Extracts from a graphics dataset
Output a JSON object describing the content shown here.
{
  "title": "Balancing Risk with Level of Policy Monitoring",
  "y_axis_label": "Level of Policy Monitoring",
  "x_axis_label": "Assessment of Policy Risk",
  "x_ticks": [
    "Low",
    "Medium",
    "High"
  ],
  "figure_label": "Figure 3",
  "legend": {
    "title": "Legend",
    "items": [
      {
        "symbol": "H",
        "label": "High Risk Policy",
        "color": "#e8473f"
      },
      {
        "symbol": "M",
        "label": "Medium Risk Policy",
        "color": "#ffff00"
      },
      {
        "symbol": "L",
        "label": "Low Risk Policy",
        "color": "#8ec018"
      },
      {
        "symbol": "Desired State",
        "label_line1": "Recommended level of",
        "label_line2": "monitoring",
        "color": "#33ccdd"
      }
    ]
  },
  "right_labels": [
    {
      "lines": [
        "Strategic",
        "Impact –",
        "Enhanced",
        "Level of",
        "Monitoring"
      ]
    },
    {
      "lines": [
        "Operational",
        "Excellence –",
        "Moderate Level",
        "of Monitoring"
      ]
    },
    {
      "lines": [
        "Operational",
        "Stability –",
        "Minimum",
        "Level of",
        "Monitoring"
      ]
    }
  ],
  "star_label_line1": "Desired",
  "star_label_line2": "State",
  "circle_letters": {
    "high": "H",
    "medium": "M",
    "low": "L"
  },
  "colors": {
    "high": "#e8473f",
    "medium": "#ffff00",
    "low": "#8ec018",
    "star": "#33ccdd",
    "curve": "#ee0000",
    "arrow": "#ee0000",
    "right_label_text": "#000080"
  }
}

# What is being asked
Copy all of the material word for word.

# Response for this exercise
Output a JSON object describing the content shown here.
{
  "title": "Balancing Risk with Level of Policy Monitoring",
  "y_axis_label": "Level of Policy Monitoring",
  "x_axis_label": "Assessment of Policy Risk",
  "x_ticks": [
    "Low",
    "Medium",
    "High"
  ],
  "figure_label": "Figure 3",
  "legend": {
    "title": "Legend",
    "items": [
      {
        "symbol": "H",
        "label": "High Risk Policy",
        "color": "#e8473f"
      },
      {
        "symbol": "M",
        "label": "Medium Risk Policy",
        "color": "#ffff00"
      },
      {
        "symbol": "L",
        "label": "Low Risk Policy",
        "color": "#8ec018"
      },
      {
        "symbol": "Desired State",
        "label_line1": "Recommended level of",
        "label_line2": "monitoring",
        "color": "#33ccdd"
      }
    ]
  },
  "right_labels": [
    {
      "lines": [
        "Strategic",
        "Impact –",
        "Enhanced",
        "Level of",
        "Monitoring"
      ]
    },
    {
      "lines": [
        "Operational",
        "Excellence –",
        "Moderate Level",
        "of Monitoring"
      ]
    },
    {
      "lines": [
        "Operational",
        "Stability –",
        "Minimum",
        "Level of",
        "Monitoring"
      ]
    }
  ],
  "star_label_line1": "Desired",
  "star_label_line2": "State",
  "circle_letters": {
    "high": "H",
    "medium": "M",
    "low": "L"
  },
  "colors": {
    "high": "#e8473f",
    "medium": "#ffff00",
    "low": "#8ec018",
    "star": "#33ccdd",
    "curve": "#ee0000",
    "arrow": "#ee0000",
    "right_label_text": "#000080"
  }
}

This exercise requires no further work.